Provided material ::
= = =
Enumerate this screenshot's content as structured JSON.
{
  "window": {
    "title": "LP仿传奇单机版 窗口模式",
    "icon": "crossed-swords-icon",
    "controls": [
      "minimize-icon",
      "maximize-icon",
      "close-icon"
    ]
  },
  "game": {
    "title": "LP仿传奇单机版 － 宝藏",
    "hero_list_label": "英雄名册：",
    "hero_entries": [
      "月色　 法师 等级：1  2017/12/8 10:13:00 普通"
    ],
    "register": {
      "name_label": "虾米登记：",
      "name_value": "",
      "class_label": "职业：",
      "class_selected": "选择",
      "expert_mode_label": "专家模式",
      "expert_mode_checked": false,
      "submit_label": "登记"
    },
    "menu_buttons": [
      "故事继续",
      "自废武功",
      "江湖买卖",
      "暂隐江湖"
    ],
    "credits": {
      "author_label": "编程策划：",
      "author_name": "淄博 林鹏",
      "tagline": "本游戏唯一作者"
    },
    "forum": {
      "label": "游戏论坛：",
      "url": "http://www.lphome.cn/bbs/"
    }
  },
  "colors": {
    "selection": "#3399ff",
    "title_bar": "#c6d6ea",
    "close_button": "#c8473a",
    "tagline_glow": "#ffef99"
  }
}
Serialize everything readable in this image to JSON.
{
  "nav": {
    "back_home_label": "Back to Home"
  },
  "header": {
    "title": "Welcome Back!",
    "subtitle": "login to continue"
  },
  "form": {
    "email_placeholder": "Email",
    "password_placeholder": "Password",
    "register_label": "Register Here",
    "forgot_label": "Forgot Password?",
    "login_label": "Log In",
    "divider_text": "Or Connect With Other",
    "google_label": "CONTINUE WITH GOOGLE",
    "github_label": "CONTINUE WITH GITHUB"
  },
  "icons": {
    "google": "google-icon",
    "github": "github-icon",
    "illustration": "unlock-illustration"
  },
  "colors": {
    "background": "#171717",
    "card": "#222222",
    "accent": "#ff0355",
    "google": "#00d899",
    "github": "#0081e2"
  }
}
= = =
Description of the task :: Quote the data above in full, changing nothing.

Output of the exercise ::
Enumerate this screenshot's content as structured JSON.
{
  "window": {
    "title": "LP仿传奇单机版 窗口模式",
    "icon": "crossed-swords-icon",
    "controls": [
      "minimize-icon",
      "maximize-icon",
      "close-icon"
    ]
  },
  "game": {
    "title": "LP仿传奇单机版 － 宝藏",
    "hero_list_label": "英雄名册：",
    "hero_entries": [
      "月色　 法师 等级：1  2017/12/8 10:13:00 普通"
    ],
    "register": {
      "name_label": "虾米登记：",
      "name_value": "",
      "class_label": "职业：",
      "class_selected": "选择",
      "expert_mode_label": "专家模式",
      "expert_mode_checked": false,
      "submit_label": "登记"
    },
    "menu_buttons": [
      "故事继续",
      "自废武功",
      "江湖买卖",
      "暂隐江湖"
    ],
    "credits": {
      "author_label": "编程策划：",
      "author_name": "淄博 林鹏",
      "tagline": "本游戏唯一作者"
    },
    "forum": {
      "label": "游戏论坛：",
      "url": "http://www.lphome.cn/bbs/"
    }
  },
  "colors": {
    "selection": "#3399ff",
    "title_bar": "#c6d6ea",
    "close_button": "#c8473a",
    "tagline_glow": "#ffef99"
  }
}
Serialize everything readable in this image to JSON.
{
  "nav": {
    "back_home_label": "Back to Home"
  },
  "header": {
    "title": "Welcome Back!",
    "subtitle": "login to continue"
  },
  "form": {
    "email_placeholder": "Email",
    "password_placeholder": "Password",
    "register_label": "Register Here",
    "forgot_label": "Forgot Password?",
    "login_label": "Log In",
    "divider_text": "Or Connect With Other",
    "google_label": "CONTINUE WITH GOOGLE",
    "github_label": "CONTINUE WITH GITHUB"
  },
  "icons": {
    "google": "google-icon",
    "github": "github-icon",
    "illustration": "unlock-illustration"
  },
  "colors": {
    "background": "#171717",
    "card": "#222222",
    "accent": "#ff0355",
    "google": "#00d899",
    "github": "#0081e2"
  }
}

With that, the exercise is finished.